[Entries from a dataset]
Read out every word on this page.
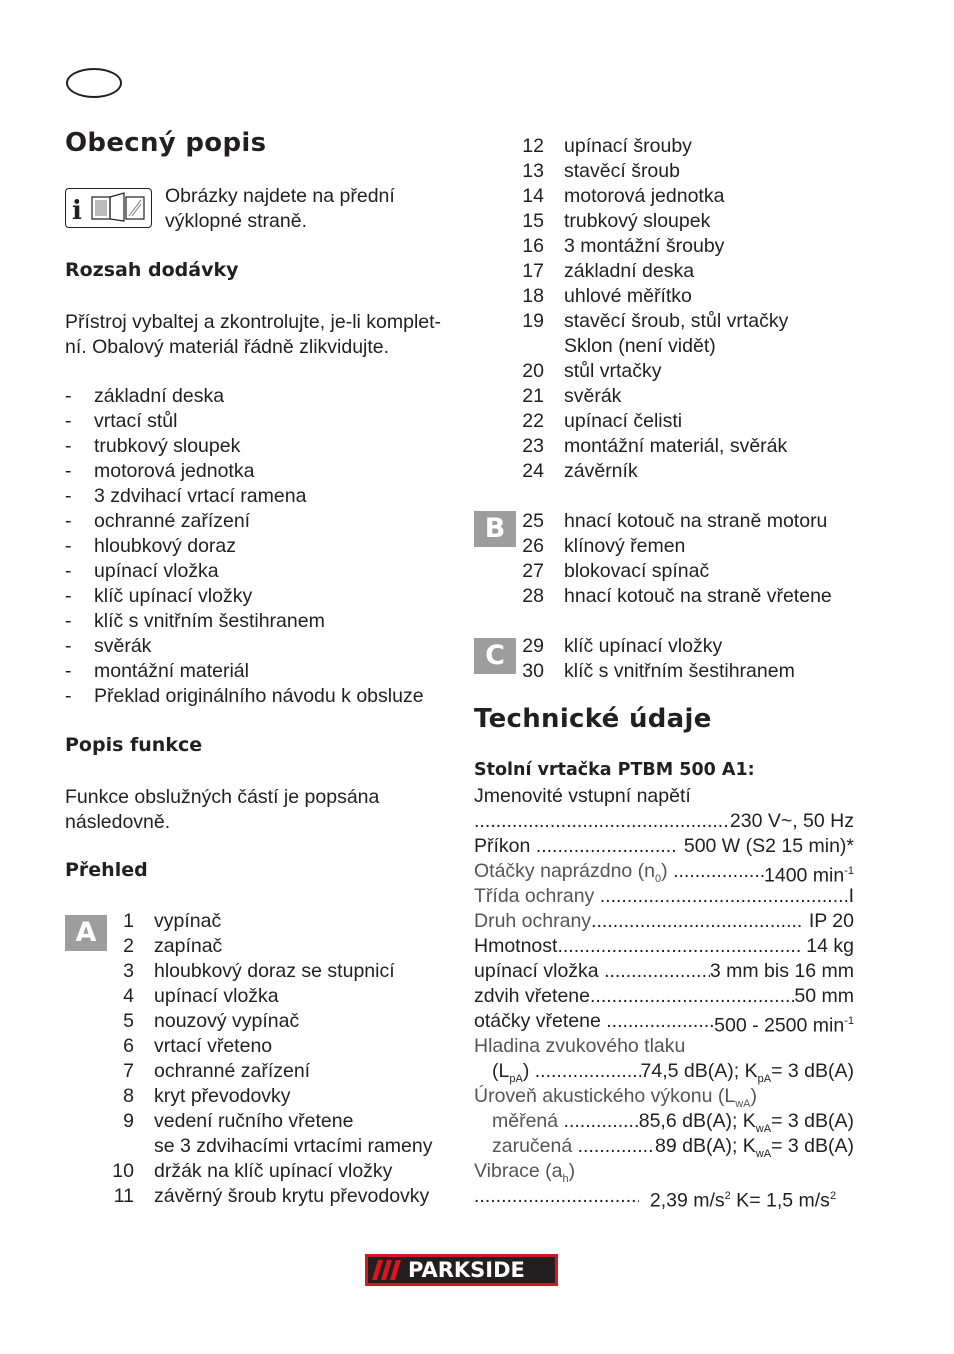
Obecný popis
i	Obrázky najdete na přední
výklopné straně.
Rozsah dodávky
Přístroj vybaltej a zkontrolujte, je-li komplet-
ní. Obalový materiál řádně zlikvidujte.
- základní deska
- vrtací stůl
- trubkový sloupek
- motorová jednotka
- 3 zdvihací vrtací ramena
- ochranné zařízení
- hloubkový doraz
- upínací vložka
- klíč upínací vložky
- klíč s vnitřním šestihranem
- svěrák
- montážní materiál
- Překlad originálního návodu k obsluze
Popis funkce
Funkce obslužných částí je popsána
následovně.
Přehled
A	1 vypínač
2 zapínač
3 hloubkový doraz se stupnicí
4 upínací vložka
5 nouzový vypínač
6 vrtací vřeteno
7 ochranné zařízení
8 kryt převodovky
9 vedení ručního vřetene
se 3 zdvihacími vrtacími rameny
10 držák na klíč upínací vložky
11 závěrný šroub krytu převodovky
12 upínací šrouby
13 stavěcí šroub
14 motorová jednotka
15 trubkový sloupek
16 3 montážní šrouby
17 základní deska
18 uhlové měřítko
19 stavěcí šroub, stůl vrtačky
Sklon (není vidět)
20 stůl vrtačky
21 svěrák
22 upínací čelisti
23 montážní materiál, svěrák
24 závěrník
B 25 hnací kotouč na straně motoru
26 klínový řemen
27 blokovací spínač
28 hnací kotouč na straně vřetene
C 29 klíč upínací vložky
30 klíč s vnitřním šestihranem
Technické údaje
Stolní vrtačka PTBM 500 A1:
Jmenovité vstupní napětí
.....
230 V~, 50 Hz
Příkon
.....
	500 W (S2 15 min)*
Otáčky naprázdno $(n_0)$
.....	1400 $\min^{-1}$
Třída ochrany
.....	I
Druh ochrany .....
	IP 20
Hmotnost .....
	14 kg
upínací vložka
.....	3 mm bis 16 mm
zdvih vřetene .....	50 mm
otáčky vřetene
.....	500 - 2500 $\min^{-1}$
Hladina zvukového tlaku
$(L_{pA})$
.....	74,5 dB(A); $K_{pA}= 3$ dB(A)
Úroveň akustického výkonu $(L_{wA})$
měřená
.....	85,6 dB(A); $K_{wA}= 3$ dB(A)
zaručená
.....	89 dB(A); $K_{wA}= 3$ dB(A)
Vibrace $(a_h)$
.....

2,39 $m/s^2$ K= 1,5 $m/s^2$
PARKSIDE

Written request
Write out all the entries word for word, but skip any images.

Correct response
Read out every word on this page.
Obecný popis
i	Obrázky najdete na přední
výklopné straně.
Rozsah dodávky
Přístroj vybaltej a zkontrolujte, je-li komplet-
ní. Obalový materiál řádně zlikvidujte.
- základní deska
- vrtací stůl
- trubkový sloupek
- motorová jednotka
- 3 zdvihací vrtací ramena
- ochranné zařízení
- hloubkový doraz
- upínací vložka
- klíč upínací vložky
- klíč s vnitřním šestihranem
- svěrák
- montážní materiál
- Překlad originálního návodu k obsluze
Popis funkce
Funkce obslužných částí je popsána
následovně.
Přehled
A	1 vypínač
2 zapínač
3 hloubkový doraz se stupnicí
4 upínací vložka
5 nouzový vypínač
6 vrtací vřeteno
7 ochranné zařízení
8 kryt převodovky
9 vedení ručního vřetene
se 3 zdvihacími vrtacími rameny
10 držák na klíč upínací vložky
11 závěrný šroub krytu převodovky
12 upínací šrouby
13 stavěcí šroub
14 motorová jednotka
15 trubkový sloupek
16 3 montážní šrouby
17 základní deska
18 uhlové měřítko
19 stavěcí šroub, stůl vrtačky
Sklon (není vidět)
20 stůl vrtačky
21 svěrák
22 upínací čelisti
23 montážní materiál, svěrák
24 závěrník
B 25 hnací kotouč na straně motoru
26 klínový řemen
27 blokovací spínač
28 hnací kotouč na straně vřetene
C 29 klíč upínací vložky
30 klíč s vnitřním šestihranem
Technické údaje
Stolní vrtačka PTBM 500 A1:
Jmenovité vstupní napětí
.....
230 V~, 50 Hz
Příkon
.....
	500 W (S2 15 min)*
Otáčky naprázdno $(n_0)$
.....	1400 $\min^{-1}$
Třída ochrany
.....	I
Druh ochrany .....
	IP 20
Hmotnost .....
	14 kg
upínací vložka
.....	3 mm bis 16 mm
zdvih vřetene .....	50 mm
otáčky vřetene
.....	500 - 2500 $\min^{-1}$
Hladina zvukového tlaku
$(L_{pA})$
.....	74,5 dB(A); $K_{pA}= 3$ dB(A)
Úroveň akustického výkonu $(L_{wA})$
měřená
.....	85,6 dB(A); $K_{wA}= 3$ dB(A)
zaručená
.....	89 dB(A); $K_{wA}= 3$ dB(A)
Vibrace $(a_h)$
.....

2,39 $m/s^2$ K= 1,5 $m/s^2$
PARKSIDE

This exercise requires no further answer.